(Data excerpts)
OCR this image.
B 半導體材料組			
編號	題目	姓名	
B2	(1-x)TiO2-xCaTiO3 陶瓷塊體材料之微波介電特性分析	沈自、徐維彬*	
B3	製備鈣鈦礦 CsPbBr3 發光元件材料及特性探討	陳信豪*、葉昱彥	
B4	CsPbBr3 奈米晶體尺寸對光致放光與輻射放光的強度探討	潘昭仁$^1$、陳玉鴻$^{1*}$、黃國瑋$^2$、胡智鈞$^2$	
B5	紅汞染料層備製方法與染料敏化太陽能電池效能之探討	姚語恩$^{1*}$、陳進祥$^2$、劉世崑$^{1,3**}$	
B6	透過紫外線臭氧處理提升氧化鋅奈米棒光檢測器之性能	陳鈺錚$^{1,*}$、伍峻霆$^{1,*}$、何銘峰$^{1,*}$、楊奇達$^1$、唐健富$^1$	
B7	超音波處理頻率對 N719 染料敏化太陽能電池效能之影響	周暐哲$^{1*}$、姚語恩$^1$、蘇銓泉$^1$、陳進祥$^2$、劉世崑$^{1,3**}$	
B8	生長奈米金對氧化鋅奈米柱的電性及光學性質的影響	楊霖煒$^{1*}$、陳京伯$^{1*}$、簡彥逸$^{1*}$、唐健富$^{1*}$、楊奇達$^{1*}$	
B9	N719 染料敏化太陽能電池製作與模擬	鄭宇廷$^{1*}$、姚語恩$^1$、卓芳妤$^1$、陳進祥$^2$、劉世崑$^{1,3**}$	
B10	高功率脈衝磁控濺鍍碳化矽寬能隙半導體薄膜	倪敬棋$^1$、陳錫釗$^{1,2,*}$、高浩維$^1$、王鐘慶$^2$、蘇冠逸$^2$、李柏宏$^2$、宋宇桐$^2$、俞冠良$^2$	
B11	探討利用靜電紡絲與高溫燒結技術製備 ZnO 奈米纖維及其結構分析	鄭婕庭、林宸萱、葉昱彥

■ **Goal**: Transcribe all the entries, keeping each one exactly as it is.

■ **Answer to this task**:
OCR this image.
B 半導體材料組			
編號	題目	姓名	
B2	(1-x)TiO2-xCaTiO3 陶瓷塊體材料之微波介電特性分析	沈自、徐維彬*	
B3	製備鈣鈦礦 CsPbBr3 發光元件材料及特性探討	陳信豪*、葉昱彥	
B4	CsPbBr3 奈米晶體尺寸對光致放光與輻射放光的強度探討	潘昭仁$^1$、陳玉鴻$^{1*}$、黃國瑋$^2$、胡智鈞$^2$	
B5	紅汞染料層備製方法與染料敏化太陽能電池效能之探討	姚語恩$^{1*}$、陳進祥$^2$、劉世崑$^{1,3**}$	
B6	透過紫外線臭氧處理提升氧化鋅奈米棒光檢測器之性能	陳鈺錚$^{1,*}$、伍峻霆$^{1,*}$、何銘峰$^{1,*}$、楊奇達$^1$、唐健富$^1$	
B7	超音波處理頻率對 N719 染料敏化太陽能電池效能之影響	周暐哲$^{1*}$、姚語恩$^1$、蘇銓泉$^1$、陳進祥$^2$、劉世崑$^{1,3**}$	
B8	生長奈米金對氧化鋅奈米柱的電性及光學性質的影響	楊霖煒$^{1*}$、陳京伯$^{1*}$、簡彥逸$^{1*}$、唐健富$^{1*}$、楊奇達$^{1*}$	
B9	N719 染料敏化太陽能電池製作與模擬	鄭宇廷$^{1*}$、姚語恩$^1$、卓芳妤$^1$、陳進祥$^2$、劉世崑$^{1,3**}$	
B10	高功率脈衝磁控濺鍍碳化矽寬能隙半導體薄膜	倪敬棋$^1$、陳錫釗$^{1,2,*}$、高浩維$^1$、王鐘慶$^2$、蘇冠逸$^2$、李柏宏$^2$、宋宇桐$^2$、俞冠良$^2$	
B11	探討利用靜電紡絲與高溫燒結技術製備 ZnO 奈米纖維及其結構分析	鄭婕庭、林宸萱、葉昱彥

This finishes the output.